━━━━━ Data records

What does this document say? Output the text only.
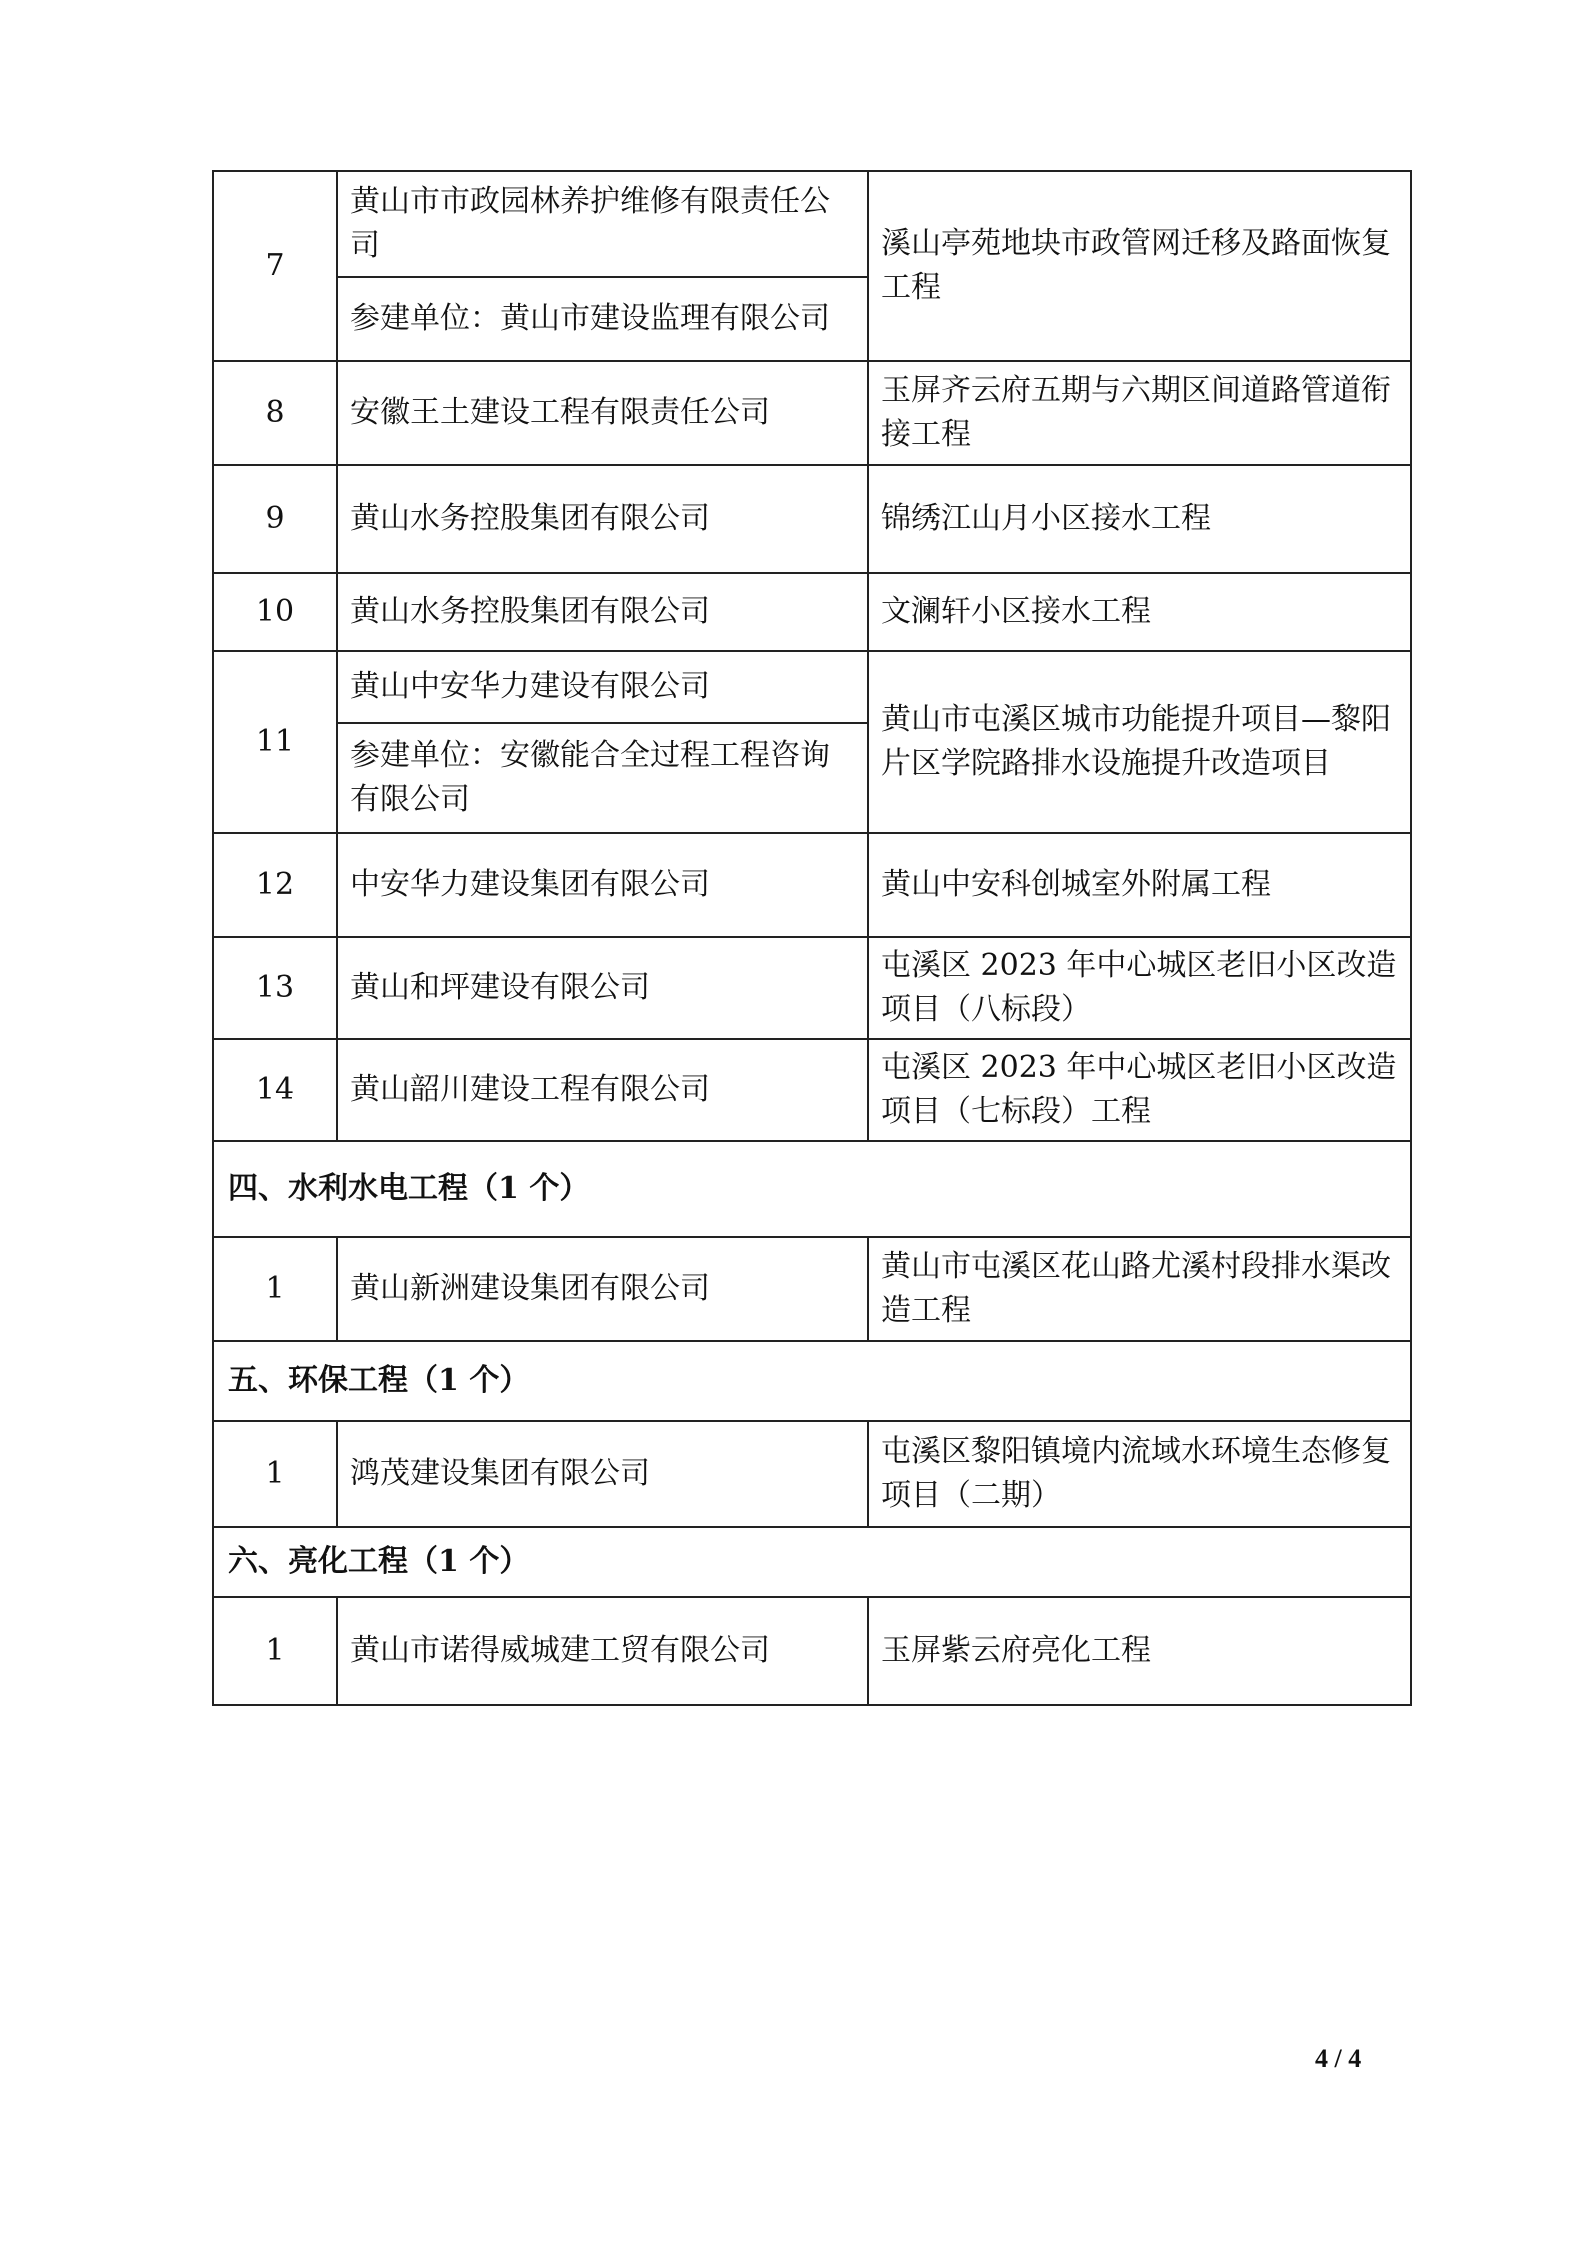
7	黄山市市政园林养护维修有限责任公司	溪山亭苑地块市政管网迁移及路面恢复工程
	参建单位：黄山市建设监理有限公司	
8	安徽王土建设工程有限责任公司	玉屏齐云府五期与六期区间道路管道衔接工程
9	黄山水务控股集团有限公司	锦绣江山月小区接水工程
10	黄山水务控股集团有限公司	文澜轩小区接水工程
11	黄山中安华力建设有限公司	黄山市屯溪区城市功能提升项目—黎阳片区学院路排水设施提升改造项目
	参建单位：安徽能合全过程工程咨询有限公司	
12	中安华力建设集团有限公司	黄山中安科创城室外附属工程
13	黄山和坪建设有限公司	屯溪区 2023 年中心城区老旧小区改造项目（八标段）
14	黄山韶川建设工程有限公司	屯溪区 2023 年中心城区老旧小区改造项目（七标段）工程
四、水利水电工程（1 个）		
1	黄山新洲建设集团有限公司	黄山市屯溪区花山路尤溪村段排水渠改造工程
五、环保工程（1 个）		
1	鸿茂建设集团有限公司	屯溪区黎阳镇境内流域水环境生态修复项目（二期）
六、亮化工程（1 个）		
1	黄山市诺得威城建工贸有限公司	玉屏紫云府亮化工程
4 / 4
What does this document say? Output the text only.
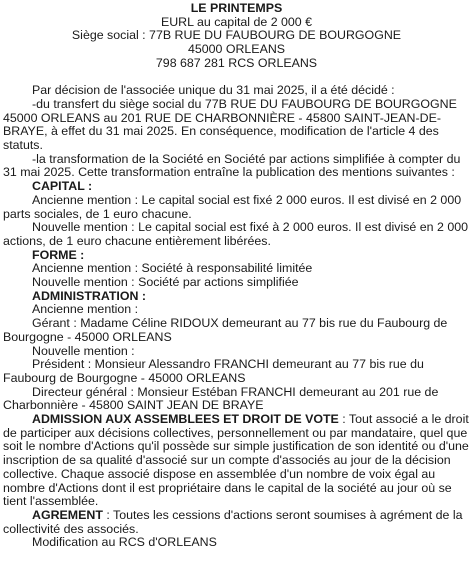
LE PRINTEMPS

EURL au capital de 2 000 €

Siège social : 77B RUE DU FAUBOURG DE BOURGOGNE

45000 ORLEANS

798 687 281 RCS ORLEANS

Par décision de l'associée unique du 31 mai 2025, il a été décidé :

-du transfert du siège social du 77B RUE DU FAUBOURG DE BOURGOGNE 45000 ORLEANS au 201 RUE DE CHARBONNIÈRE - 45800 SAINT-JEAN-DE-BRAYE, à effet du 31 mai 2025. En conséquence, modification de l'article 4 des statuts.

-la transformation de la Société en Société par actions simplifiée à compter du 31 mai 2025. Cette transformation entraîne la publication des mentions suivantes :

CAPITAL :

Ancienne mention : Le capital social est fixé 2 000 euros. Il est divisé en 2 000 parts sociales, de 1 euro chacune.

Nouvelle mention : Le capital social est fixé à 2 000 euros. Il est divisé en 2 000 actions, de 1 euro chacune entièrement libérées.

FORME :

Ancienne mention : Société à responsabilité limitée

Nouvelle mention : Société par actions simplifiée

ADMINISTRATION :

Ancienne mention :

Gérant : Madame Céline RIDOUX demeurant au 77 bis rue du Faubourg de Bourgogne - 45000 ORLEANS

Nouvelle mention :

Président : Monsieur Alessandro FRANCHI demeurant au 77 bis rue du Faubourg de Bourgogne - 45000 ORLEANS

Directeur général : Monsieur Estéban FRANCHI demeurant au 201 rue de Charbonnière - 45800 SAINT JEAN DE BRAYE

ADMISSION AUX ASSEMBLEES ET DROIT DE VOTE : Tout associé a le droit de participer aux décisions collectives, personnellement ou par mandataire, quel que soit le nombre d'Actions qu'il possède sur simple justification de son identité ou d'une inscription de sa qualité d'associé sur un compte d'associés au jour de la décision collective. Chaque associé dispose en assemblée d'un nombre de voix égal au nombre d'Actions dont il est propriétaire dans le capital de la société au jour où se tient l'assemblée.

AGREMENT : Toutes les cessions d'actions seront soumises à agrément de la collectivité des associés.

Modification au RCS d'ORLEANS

━━━━━━━━━━

The records above must be echoed exactly, minus their pictures.

What does this document say? Output the text only.
7	黄山市市政园林养护维修有限责任公司	溪山亭苑地块市政管网迁移及路面恢复工程
	参建单位：黄山市建设监理有限公司	
8	安徽王土建设工程有限责任公司	玉屏齐云府五期与六期区间道路管道衔接工程
9	黄山水务控股集团有限公司	锦绣江山月小区接水工程
10	黄山水务控股集团有限公司	文澜轩小区接水工程
11	黄山中安华力建设有限公司	黄山市屯溪区城市功能提升项目—黎阳片区学院路排水设施提升改造项目
	参建单位：安徽能合全过程工程咨询有限公司	
12	中安华力建设集团有限公司	黄山中安科创城室外附属工程
13	黄山和坪建设有限公司	屯溪区 2023 年中心城区老旧小区改造项目（八标段）
14	黄山韶川建设工程有限公司	屯溪区 2023 年中心城区老旧小区改造项目（七标段）工程
四、水利水电工程（1 个）		
1	黄山新洲建设集团有限公司	黄山市屯溪区花山路尤溪村段排水渠改造工程
五、环保工程（1 个）		
1	鸿茂建设集团有限公司	屯溪区黎阳镇境内流域水环境生态修复项目（二期）
六、亮化工程（1 个）		
1	黄山市诺得威城建工贸有限公司	玉屏紫云府亮化工程
4 / 4
What does this document say? Output the text only.
LE PRINTEMPS

EURL au capital de 2 000 €

Siège social : 77B RUE DU FAUBOURG DE BOURGOGNE

45000 ORLEANS

798 687 281 RCS ORLEANS

Par décision de l'associée unique du 31 mai 2025, il a été décidé :

-du transfert du siège social du 77B RUE DU FAUBOURG DE BOURGOGNE 45000 ORLEANS au 201 RUE DE CHARBONNIÈRE - 45800 SAINT-JEAN-DE-BRAYE, à effet du 31 mai 2025. En conséquence, modification de l'article 4 des statuts.

-la transformation de la Société en Société par actions simplifiée à compter du 31 mai 2025. Cette transformation entraîne la publication des mentions suivantes :

CAPITAL :

Ancienne mention : Le capital social est fixé 2 000 euros. Il est divisé en 2 000 parts sociales, de 1 euro chacune.

Nouvelle mention : Le capital social est fixé à 2 000 euros. Il est divisé en 2 000 actions, de 1 euro chacune entièrement libérées.

FORME :

Ancienne mention : Société à responsabilité limitée

Nouvelle mention : Société par actions simplifiée

ADMINISTRATION :

Ancienne mention :

Gérant : Madame Céline RIDOUX demeurant au 77 bis rue du Faubourg de Bourgogne - 45000 ORLEANS

Nouvelle mention :

Président : Monsieur Alessandro FRANCHI demeurant au 77 bis rue du Faubourg de Bourgogne - 45000 ORLEANS

Directeur général : Monsieur Estéban FRANCHI demeurant au 201 rue de Charbonnière - 45800 SAINT JEAN DE BRAYE

ADMISSION AUX ASSEMBLEES ET DROIT DE VOTE : Tout associé a le droit de participer aux décisions collectives, personnellement ou par mandataire, quel que soit le nombre d'Actions qu'il possède sur simple justification de son identité ou d'une inscription de sa qualité d'associé sur un compte d'associés au jour de la décision collective. Chaque associé dispose en assemblée d'un nombre de voix égal au nombre d'Actions dont il est propriétaire dans le capital de la société au jour où se tient l'assemblée.

AGREMENT : Toutes les cessions d'actions seront soumises à agrément de la collectivité des associés.

Modification au RCS d'ORLEANS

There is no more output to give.